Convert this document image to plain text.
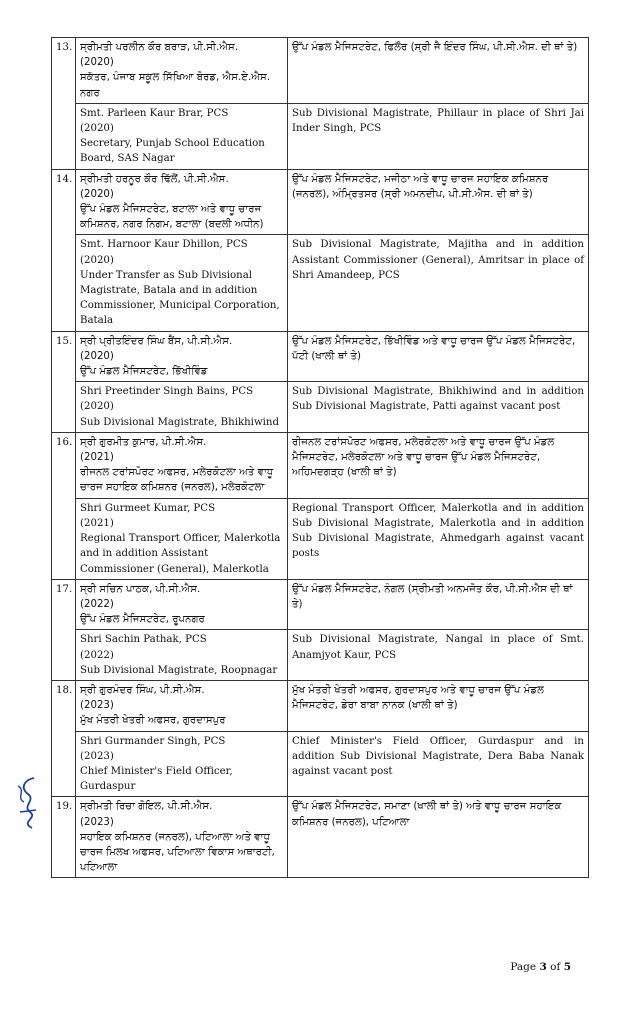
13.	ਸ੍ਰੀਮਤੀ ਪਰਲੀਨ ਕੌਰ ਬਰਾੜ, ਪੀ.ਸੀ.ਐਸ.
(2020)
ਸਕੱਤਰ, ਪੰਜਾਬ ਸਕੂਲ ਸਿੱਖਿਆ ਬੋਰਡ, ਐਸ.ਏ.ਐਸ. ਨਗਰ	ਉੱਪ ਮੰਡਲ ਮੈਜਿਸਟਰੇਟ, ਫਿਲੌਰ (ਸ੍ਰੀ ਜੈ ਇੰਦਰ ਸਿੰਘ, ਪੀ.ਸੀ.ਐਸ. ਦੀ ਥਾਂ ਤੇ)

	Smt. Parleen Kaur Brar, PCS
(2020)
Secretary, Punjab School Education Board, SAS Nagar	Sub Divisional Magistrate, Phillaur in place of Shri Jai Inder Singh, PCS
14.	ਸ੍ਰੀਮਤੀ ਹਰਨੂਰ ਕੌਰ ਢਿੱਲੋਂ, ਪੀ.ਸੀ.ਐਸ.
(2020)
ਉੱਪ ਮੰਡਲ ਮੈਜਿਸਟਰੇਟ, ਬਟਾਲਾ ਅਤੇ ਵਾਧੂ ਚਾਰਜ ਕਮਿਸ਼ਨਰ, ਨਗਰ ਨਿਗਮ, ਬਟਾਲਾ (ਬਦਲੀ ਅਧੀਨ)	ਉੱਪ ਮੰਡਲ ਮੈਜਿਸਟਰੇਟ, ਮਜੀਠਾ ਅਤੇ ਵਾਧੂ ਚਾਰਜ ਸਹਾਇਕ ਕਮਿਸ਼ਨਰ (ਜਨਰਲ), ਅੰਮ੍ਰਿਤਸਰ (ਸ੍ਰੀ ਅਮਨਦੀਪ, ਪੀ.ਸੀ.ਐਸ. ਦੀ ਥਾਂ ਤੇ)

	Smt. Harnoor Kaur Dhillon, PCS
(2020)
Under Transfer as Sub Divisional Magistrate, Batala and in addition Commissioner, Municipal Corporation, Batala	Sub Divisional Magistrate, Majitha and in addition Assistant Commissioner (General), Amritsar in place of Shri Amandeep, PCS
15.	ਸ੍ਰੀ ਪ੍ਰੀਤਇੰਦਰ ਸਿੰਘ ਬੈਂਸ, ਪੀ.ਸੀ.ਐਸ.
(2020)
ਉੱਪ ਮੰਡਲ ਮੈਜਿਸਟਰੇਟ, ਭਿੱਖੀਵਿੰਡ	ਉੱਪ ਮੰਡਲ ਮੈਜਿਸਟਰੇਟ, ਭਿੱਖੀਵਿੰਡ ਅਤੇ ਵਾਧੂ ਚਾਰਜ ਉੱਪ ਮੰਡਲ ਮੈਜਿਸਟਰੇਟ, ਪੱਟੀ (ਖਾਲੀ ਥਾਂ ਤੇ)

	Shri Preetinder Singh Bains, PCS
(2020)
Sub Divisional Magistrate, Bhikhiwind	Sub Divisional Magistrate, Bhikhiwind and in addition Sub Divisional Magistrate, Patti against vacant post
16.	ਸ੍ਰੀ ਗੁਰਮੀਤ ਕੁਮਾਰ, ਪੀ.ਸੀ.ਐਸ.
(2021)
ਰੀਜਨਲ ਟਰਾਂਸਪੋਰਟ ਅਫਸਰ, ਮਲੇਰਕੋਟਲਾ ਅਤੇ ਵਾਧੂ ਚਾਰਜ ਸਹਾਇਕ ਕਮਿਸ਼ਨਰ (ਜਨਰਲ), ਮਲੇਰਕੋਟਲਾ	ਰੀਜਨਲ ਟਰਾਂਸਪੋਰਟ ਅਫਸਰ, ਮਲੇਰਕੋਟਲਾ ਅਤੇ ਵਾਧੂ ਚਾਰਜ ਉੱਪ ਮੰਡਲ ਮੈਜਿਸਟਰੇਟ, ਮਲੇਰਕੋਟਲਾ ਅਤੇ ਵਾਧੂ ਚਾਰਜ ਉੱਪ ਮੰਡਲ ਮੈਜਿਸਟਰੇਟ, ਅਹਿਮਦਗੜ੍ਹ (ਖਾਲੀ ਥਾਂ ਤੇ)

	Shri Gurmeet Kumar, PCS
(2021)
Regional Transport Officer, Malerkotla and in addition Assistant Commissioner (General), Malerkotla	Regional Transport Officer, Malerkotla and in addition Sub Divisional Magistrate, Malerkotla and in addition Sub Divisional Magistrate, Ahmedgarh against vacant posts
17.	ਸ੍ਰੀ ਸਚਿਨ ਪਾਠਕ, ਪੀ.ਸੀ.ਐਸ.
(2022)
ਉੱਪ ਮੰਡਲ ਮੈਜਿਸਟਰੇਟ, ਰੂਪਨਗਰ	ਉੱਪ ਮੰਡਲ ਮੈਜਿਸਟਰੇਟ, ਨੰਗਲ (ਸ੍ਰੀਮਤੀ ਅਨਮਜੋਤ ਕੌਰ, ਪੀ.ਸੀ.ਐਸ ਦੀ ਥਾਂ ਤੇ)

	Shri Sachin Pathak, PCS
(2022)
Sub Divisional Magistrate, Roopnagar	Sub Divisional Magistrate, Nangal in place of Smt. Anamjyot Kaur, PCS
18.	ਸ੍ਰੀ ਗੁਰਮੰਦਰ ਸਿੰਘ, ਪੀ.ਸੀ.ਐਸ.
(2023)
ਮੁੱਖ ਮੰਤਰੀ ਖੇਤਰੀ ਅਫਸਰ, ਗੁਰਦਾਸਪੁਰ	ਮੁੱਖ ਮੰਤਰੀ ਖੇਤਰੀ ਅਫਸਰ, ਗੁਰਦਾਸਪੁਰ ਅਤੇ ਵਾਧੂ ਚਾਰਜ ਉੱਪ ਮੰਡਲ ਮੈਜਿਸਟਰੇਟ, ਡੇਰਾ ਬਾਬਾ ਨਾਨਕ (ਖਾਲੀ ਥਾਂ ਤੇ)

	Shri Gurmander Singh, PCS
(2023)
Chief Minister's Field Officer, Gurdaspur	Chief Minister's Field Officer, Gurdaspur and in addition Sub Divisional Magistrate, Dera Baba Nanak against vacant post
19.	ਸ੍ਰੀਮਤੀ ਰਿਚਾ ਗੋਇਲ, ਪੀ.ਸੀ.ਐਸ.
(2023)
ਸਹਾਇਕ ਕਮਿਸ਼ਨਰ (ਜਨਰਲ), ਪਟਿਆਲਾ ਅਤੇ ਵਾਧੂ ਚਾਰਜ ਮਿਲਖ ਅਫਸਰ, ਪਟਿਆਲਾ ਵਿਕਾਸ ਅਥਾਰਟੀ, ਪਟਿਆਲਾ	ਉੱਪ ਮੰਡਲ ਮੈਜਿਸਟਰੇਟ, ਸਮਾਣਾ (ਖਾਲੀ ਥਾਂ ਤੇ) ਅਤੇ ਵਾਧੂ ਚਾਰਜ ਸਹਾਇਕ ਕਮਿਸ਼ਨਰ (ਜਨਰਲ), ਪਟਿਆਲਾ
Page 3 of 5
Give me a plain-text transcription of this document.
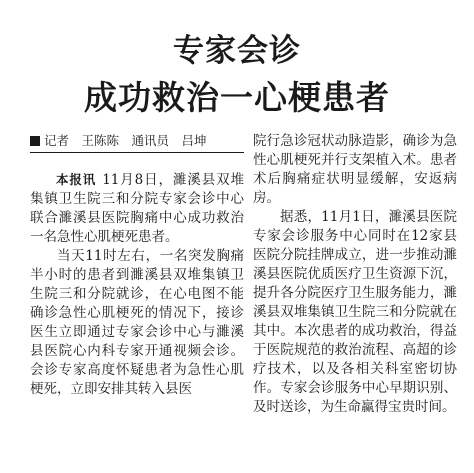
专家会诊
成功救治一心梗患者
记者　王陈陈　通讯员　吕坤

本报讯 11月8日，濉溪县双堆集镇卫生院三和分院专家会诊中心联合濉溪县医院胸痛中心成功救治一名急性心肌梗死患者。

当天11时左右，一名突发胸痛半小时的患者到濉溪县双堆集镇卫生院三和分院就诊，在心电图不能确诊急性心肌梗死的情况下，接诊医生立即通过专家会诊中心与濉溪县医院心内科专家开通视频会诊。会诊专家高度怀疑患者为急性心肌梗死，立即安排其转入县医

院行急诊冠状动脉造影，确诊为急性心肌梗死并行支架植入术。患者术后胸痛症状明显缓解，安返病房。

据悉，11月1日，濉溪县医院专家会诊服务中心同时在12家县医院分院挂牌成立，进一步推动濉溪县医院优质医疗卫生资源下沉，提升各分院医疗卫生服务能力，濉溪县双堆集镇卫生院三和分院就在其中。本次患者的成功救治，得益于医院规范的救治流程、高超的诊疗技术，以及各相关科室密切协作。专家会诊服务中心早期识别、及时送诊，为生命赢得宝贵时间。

^^^^^^^^^^^^^^^^

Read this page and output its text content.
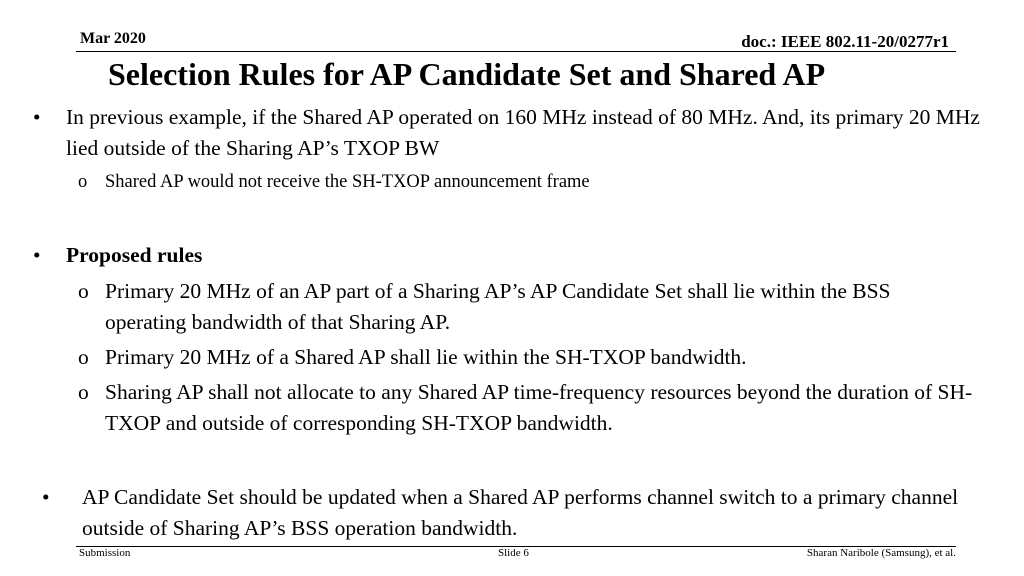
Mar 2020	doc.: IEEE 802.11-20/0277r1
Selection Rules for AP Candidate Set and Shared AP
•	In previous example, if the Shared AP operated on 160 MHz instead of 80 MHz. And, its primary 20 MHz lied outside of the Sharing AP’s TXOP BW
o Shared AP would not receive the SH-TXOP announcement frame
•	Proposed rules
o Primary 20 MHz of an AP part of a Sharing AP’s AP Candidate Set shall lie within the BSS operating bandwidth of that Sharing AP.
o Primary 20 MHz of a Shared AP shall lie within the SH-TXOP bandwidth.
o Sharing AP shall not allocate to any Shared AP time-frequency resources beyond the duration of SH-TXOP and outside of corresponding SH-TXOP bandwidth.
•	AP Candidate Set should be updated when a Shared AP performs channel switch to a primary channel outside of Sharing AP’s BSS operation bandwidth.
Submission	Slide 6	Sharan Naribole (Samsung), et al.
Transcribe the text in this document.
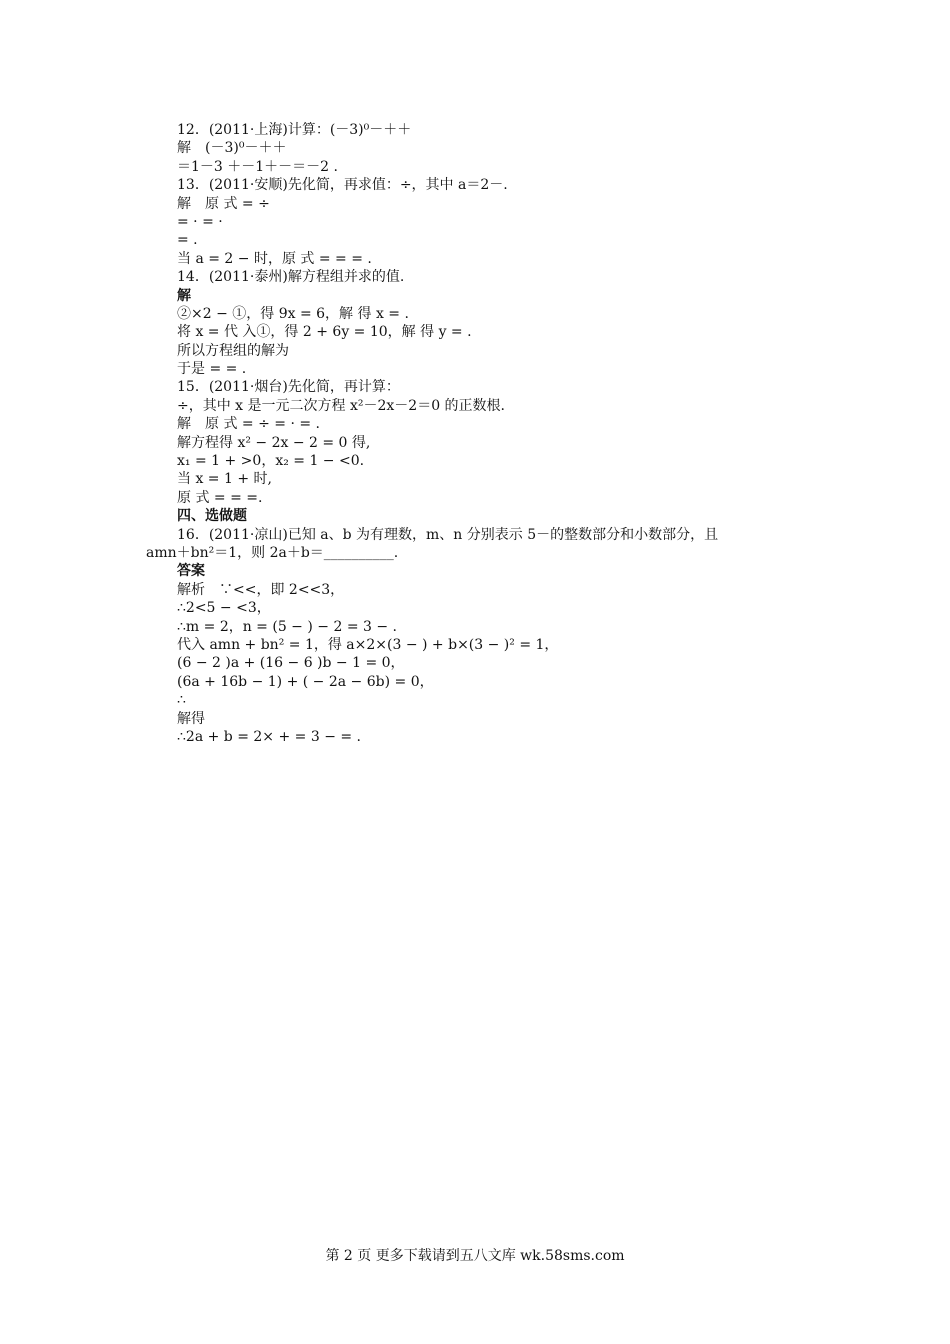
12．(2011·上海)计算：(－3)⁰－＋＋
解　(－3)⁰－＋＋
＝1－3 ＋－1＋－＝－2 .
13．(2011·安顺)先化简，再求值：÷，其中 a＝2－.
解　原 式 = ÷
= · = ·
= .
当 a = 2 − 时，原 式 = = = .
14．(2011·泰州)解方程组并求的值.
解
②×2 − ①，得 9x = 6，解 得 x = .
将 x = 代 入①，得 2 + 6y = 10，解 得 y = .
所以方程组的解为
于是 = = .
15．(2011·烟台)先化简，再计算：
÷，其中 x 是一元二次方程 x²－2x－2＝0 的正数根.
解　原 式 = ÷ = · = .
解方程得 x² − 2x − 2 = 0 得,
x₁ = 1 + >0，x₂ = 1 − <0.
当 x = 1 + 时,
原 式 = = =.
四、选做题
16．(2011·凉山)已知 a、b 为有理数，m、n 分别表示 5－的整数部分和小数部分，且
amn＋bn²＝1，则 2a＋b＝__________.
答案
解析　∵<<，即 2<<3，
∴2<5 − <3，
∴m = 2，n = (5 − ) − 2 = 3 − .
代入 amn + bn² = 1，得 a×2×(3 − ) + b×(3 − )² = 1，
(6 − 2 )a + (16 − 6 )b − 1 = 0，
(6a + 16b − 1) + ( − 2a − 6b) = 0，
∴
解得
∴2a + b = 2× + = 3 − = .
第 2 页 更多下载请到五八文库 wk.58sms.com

^^^^^^^^^^^^^^^^

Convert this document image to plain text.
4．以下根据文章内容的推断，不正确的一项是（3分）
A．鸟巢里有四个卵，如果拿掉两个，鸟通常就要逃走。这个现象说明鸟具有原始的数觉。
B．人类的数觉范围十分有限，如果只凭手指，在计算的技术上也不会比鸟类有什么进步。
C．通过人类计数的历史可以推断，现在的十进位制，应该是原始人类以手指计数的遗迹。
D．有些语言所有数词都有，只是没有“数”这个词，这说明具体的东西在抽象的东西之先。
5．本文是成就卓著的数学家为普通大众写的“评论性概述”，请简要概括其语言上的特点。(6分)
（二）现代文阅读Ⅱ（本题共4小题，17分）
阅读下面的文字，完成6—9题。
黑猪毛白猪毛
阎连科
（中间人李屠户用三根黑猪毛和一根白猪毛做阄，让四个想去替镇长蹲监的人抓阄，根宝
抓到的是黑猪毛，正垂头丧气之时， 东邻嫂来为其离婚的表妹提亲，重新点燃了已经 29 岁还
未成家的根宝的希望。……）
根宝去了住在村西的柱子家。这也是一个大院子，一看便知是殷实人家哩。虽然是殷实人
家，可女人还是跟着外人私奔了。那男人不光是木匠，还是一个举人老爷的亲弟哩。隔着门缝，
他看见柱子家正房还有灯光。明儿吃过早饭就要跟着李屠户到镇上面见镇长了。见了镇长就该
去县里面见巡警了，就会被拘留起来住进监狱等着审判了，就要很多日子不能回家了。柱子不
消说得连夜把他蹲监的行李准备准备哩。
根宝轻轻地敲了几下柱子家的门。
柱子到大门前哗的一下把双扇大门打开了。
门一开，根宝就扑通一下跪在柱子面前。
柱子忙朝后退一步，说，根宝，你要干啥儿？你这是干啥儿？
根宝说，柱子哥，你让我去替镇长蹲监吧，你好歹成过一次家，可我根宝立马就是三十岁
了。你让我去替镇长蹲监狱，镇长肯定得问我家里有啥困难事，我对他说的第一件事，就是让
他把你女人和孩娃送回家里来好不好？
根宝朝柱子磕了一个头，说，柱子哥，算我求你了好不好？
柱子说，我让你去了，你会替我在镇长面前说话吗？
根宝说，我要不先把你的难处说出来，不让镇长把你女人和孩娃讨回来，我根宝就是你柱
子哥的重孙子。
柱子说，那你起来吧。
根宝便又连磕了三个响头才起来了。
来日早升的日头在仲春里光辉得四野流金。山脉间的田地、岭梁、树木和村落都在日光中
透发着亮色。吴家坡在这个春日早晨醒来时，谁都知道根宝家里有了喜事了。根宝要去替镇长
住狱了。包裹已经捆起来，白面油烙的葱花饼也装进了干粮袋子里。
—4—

^^^^^^^^^^^^^^^^

What the task requires
For the material, find the number of lines holding the word "place" and give that figure and nothing more.

Task output
3